begin Data for processing
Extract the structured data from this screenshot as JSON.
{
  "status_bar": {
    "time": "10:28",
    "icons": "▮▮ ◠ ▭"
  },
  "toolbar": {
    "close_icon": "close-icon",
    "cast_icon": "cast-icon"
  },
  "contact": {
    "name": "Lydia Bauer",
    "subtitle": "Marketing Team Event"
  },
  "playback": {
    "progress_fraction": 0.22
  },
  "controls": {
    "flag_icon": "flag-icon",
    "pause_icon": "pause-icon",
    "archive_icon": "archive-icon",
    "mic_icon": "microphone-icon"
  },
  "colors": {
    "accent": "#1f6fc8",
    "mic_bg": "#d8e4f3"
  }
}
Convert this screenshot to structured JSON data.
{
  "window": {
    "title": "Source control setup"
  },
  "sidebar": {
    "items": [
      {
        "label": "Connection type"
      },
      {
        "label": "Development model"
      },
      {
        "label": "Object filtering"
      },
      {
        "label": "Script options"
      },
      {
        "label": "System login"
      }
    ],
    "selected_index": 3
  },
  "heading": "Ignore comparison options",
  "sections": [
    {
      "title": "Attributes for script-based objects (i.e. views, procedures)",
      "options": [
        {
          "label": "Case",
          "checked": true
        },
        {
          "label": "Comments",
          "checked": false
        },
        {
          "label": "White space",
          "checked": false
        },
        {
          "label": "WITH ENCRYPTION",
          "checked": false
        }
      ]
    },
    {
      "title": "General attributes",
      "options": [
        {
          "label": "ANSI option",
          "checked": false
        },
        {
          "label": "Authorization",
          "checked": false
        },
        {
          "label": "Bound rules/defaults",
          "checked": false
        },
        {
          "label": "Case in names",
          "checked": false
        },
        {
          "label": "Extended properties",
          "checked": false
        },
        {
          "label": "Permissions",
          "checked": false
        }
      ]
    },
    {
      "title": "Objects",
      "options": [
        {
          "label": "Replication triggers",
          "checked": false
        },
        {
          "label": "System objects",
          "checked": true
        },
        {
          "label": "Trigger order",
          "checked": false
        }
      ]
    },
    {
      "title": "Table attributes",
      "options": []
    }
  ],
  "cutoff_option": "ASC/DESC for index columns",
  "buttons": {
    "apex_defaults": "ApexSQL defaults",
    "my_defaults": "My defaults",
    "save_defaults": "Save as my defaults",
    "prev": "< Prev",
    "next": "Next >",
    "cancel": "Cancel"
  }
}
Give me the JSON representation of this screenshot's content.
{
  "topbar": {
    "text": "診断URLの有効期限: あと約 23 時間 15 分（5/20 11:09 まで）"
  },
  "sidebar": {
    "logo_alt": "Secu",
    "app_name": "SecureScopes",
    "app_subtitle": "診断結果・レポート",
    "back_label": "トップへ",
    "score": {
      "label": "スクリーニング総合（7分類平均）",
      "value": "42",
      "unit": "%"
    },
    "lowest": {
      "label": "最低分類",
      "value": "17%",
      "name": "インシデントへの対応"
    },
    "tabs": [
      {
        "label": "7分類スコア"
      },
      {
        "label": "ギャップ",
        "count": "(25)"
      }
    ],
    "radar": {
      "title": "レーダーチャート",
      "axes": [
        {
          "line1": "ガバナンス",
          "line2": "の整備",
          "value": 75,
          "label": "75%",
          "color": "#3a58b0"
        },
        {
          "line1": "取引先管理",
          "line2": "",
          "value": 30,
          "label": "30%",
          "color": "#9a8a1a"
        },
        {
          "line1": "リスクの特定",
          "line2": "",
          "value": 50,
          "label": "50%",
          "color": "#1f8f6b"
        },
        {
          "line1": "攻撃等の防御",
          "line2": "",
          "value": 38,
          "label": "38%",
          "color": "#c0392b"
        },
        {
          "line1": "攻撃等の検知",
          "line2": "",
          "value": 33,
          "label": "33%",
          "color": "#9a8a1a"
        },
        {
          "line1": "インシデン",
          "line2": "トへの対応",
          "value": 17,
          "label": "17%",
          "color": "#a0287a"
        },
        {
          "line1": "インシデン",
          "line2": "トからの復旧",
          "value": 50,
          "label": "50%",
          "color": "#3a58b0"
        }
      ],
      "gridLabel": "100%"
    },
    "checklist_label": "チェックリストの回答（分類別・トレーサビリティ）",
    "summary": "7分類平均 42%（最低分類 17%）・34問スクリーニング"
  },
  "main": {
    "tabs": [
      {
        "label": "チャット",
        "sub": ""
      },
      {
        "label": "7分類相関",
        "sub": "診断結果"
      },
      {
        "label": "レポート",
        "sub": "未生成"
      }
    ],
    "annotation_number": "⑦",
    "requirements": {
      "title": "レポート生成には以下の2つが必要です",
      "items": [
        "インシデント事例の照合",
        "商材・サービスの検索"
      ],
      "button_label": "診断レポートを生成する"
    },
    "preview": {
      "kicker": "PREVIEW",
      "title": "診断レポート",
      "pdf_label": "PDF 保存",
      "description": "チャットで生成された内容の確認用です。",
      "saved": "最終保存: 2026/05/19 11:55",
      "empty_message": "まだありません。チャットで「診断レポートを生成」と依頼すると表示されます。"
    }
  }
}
end Data for processing
Requirement :: Show the data once more, exactly as it was written.

Correct output ::
Extract the structured data from this screenshot as JSON.
{
  "status_bar": {
    "time": "10:28",
    "icons": "▮▮ ◠ ▭"
  },
  "toolbar": {
    "close_icon": "close-icon",
    "cast_icon": "cast-icon"
  },
  "contact": {
    "name": "Lydia Bauer",
    "subtitle": "Marketing Team Event"
  },
  "playback": {
    "progress_fraction": 0.22
  },
  "controls": {
    "flag_icon": "flag-icon",
    "pause_icon": "pause-icon",
    "archive_icon": "archive-icon",
    "mic_icon": "microphone-icon"
  },
  "colors": {
    "accent": "#1f6fc8",
    "mic_bg": "#d8e4f3"
  }
}
Convert this screenshot to structured JSON data.
{
  "window": {
    "title": "Source control setup"
  },
  "sidebar": {
    "items": [
      {
        "label": "Connection type"
      },
      {
        "label": "Development model"
      },
      {
        "label": "Object filtering"
      },
      {
        "label": "Script options"
      },
      {
        "label": "System login"
      }
    ],
    "selected_index": 3
  },
  "heading": "Ignore comparison options",
  "sections": [
    {
      "title": "Attributes for script-based objects (i.e. views, procedures)",
      "options": [
        {
          "label": "Case",
          "checked": true
        },
        {
          "label": "Comments",
          "checked": false
        },
        {
          "label": "White space",
          "checked": false
        },
        {
          "label": "WITH ENCRYPTION",
          "checked": false
        }
      ]
    },
    {
      "title": "General attributes",
      "options": [
        {
          "label": "ANSI option",
          "checked": false
        },
        {
          "label": "Authorization",
          "checked": false
        },
        {
          "label": "Bound rules/defaults",
          "checked": false
        },
        {
          "label": "Case in names",
          "checked": false
        },
        {
          "label": "Extended properties",
          "checked": false
        },
        {
          "label": "Permissions",
          "checked": false
        }
      ]
    },
    {
      "title": "Objects",
      "options": [
        {
          "label": "Replication triggers",
          "checked": false
        },
        {
          "label": "System objects",
          "checked": true
        },
        {
          "label": "Trigger order",
          "checked": false
        }
      ]
    },
    {
      "title": "Table attributes",
      "options": []
    }
  ],
  "cutoff_option": "ASC/DESC for index columns",
  "buttons": {
    "apex_defaults": "ApexSQL defaults",
    "my_defaults": "My defaults",
    "save_defaults": "Save as my defaults",
    "prev": "< Prev",
    "next": "Next >",
    "cancel": "Cancel"
  }
}
Give me the JSON representation of this screenshot's content.
{
  "topbar": {
    "text": "診断URLの有効期限: あと約 23 時間 15 分（5/20 11:09 まで）"
  },
  "sidebar": {
    "logo_alt": "Secu",
    "app_name": "SecureScopes",
    "app_subtitle": "診断結果・レポート",
    "back_label": "トップへ",
    "score": {
      "label": "スクリーニング総合（7分類平均）",
      "value": "42",
      "unit": "%"
    },
    "lowest": {
      "label": "最低分類",
      "value": "17%",
      "name": "インシデントへの対応"
    },
    "tabs": [
      {
        "label": "7分類スコア"
      },
      {
        "label": "ギャップ",
        "count": "(25)"
      }
    ],
    "radar": {
      "title": "レーダーチャート",
      "axes": [
        {
          "line1": "ガバナンス",
          "line2": "の整備",
          "value": 75,
          "label": "75%",
          "color": "#3a58b0"
        },
        {
          "line1": "取引先管理",
          "line2": "",
          "value": 30,
          "label": "30%",
          "color": "#9a8a1a"
        },
        {
          "line1": "リスクの特定",
          "line2": "",
          "value": 50,
          "label": "50%",
          "color": "#1f8f6b"
        },
        {
          "line1": "攻撃等の防御",
          "line2": "",
          "value": 38,
          "label": "38%",
          "color": "#c0392b"
        },
        {
          "line1": "攻撃等の検知",
          "line2": "",
          "value": 33,
          "label": "33%",
          "color": "#9a8a1a"
        },
        {
          "line1": "インシデン",
          "line2": "トへの対応",
          "value": 17,
          "label": "17%",
          "color": "#a0287a"
        },
        {
          "line1": "インシデン",
          "line2": "トからの復旧",
          "value": 50,
          "label": "50%",
          "color": "#3a58b0"
        }
      ],
      "gridLabel": "100%"
    },
    "checklist_label": "チェックリストの回答（分類別・トレーサビリティ）",
    "summary": "7分類平均 42%（最低分類 17%）・34問スクリーニング"
  },
  "main": {
    "tabs": [
      {
        "label": "チャット",
        "sub": ""
      },
      {
        "label": "7分類相関",
        "sub": "診断結果"
      },
      {
        "label": "レポート",
        "sub": "未生成"
      }
    ],
    "annotation_number": "⑦",
    "requirements": {
      "title": "レポート生成には以下の2つが必要です",
      "items": [
        "インシデント事例の照合",
        "商材・サービスの検索"
      ],
      "button_label": "診断レポートを生成する"
    },
    "preview": {
      "kicker": "PREVIEW",
      "title": "診断レポート",
      "pdf_label": "PDF 保存",
      "description": "チャットで生成された内容の確認用です。",
      "saved": "最終保存: 2026/05/19 11:55",
      "empty_message": "まだありません。チャットで「診断レポートを生成」と依頼すると表示されます。"
    }
  }
}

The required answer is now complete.